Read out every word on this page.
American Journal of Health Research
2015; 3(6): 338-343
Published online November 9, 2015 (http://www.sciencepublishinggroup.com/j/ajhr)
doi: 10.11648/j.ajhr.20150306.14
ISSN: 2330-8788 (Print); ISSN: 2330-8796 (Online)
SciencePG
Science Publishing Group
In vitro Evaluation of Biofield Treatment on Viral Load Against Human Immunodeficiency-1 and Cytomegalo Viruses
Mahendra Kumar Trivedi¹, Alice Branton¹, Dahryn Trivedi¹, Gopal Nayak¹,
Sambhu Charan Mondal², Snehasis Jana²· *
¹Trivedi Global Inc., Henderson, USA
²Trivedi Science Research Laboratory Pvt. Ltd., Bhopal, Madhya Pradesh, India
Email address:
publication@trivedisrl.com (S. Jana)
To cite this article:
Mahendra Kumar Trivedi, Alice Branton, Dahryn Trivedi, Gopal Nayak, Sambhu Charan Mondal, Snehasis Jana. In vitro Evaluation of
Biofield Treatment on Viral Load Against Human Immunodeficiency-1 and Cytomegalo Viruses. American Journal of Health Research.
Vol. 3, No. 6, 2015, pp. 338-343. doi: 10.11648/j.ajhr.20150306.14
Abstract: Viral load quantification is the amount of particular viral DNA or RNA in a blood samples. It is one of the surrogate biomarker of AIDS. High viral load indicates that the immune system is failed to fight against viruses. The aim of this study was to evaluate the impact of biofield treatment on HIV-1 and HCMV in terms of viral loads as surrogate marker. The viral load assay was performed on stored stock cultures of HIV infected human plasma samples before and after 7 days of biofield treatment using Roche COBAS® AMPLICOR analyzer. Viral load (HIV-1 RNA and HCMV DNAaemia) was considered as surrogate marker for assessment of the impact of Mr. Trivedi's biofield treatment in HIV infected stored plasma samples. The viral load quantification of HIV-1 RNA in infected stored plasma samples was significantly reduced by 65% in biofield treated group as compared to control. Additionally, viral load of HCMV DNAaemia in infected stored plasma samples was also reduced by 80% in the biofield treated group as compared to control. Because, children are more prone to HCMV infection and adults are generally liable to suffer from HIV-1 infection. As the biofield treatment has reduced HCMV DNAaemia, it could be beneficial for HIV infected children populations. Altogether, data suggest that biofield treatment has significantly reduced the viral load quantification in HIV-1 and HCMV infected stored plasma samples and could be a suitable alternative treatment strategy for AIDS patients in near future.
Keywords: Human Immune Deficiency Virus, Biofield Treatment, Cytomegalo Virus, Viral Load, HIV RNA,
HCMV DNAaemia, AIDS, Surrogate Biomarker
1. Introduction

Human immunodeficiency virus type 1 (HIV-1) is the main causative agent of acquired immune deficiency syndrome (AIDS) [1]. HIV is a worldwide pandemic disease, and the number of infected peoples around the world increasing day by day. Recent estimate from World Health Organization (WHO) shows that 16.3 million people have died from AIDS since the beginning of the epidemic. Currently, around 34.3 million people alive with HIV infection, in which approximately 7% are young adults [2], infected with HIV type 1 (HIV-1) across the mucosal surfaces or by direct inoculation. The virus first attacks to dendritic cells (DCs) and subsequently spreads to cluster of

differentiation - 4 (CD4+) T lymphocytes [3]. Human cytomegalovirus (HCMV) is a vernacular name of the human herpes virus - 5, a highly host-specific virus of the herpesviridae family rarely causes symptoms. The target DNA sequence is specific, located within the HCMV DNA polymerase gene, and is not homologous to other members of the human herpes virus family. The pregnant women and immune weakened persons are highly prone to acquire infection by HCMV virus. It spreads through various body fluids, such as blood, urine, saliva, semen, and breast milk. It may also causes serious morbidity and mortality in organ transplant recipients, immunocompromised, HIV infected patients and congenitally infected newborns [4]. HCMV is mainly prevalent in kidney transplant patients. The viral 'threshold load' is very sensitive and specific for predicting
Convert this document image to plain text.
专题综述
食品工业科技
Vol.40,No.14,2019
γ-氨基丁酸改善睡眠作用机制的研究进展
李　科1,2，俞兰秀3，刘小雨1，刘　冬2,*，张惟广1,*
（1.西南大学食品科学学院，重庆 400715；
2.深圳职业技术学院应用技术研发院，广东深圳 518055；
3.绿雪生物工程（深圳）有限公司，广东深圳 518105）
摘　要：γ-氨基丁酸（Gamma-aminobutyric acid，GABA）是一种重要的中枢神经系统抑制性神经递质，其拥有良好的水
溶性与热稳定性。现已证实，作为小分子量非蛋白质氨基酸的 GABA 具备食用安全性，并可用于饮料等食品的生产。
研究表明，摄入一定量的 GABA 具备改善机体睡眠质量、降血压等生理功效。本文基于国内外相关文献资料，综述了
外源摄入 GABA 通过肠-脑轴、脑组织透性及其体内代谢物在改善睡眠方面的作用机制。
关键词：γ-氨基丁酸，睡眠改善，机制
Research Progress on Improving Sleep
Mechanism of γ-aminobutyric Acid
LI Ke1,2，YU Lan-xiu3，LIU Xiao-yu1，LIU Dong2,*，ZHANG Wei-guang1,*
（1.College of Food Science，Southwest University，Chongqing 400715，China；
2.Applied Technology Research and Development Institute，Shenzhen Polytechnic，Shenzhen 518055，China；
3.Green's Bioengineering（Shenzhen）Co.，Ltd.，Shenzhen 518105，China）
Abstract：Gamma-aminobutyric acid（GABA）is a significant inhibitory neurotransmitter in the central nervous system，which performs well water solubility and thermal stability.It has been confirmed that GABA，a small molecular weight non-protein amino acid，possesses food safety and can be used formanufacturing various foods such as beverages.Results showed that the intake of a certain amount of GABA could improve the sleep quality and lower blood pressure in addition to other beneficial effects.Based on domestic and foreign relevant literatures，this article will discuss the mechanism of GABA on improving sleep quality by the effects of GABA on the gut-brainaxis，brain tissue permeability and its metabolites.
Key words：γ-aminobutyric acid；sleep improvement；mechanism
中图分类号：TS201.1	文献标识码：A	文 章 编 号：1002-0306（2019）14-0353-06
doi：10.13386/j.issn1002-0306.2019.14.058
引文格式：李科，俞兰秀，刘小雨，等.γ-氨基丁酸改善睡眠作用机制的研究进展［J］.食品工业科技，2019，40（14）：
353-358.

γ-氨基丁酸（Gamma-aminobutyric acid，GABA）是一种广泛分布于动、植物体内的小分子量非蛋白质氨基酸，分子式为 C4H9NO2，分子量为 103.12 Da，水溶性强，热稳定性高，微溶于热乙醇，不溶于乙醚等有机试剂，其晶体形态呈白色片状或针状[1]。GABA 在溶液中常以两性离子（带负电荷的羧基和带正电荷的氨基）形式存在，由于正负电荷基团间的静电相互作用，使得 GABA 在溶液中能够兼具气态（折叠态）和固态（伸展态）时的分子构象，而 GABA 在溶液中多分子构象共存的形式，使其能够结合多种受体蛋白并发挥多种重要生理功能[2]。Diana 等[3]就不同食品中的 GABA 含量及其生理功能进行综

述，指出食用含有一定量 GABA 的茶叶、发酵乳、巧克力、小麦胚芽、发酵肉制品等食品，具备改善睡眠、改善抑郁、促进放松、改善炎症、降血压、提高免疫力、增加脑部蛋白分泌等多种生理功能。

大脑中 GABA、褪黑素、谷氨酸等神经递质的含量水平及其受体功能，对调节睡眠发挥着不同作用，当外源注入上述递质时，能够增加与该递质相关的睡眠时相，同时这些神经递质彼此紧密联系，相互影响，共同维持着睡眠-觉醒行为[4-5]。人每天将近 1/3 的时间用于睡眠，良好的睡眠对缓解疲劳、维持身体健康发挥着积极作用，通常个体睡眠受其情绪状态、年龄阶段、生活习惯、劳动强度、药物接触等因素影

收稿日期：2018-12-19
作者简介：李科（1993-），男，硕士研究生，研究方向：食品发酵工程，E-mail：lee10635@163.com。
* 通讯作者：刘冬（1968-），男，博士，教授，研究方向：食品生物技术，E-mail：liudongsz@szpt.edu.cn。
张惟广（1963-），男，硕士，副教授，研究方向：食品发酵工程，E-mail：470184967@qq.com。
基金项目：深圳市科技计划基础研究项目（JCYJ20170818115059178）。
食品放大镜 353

____

▶ Brief:
Report the total of lines above containing the string "Mahendra", and write nothing besides it.

▶ Solved exercise:
2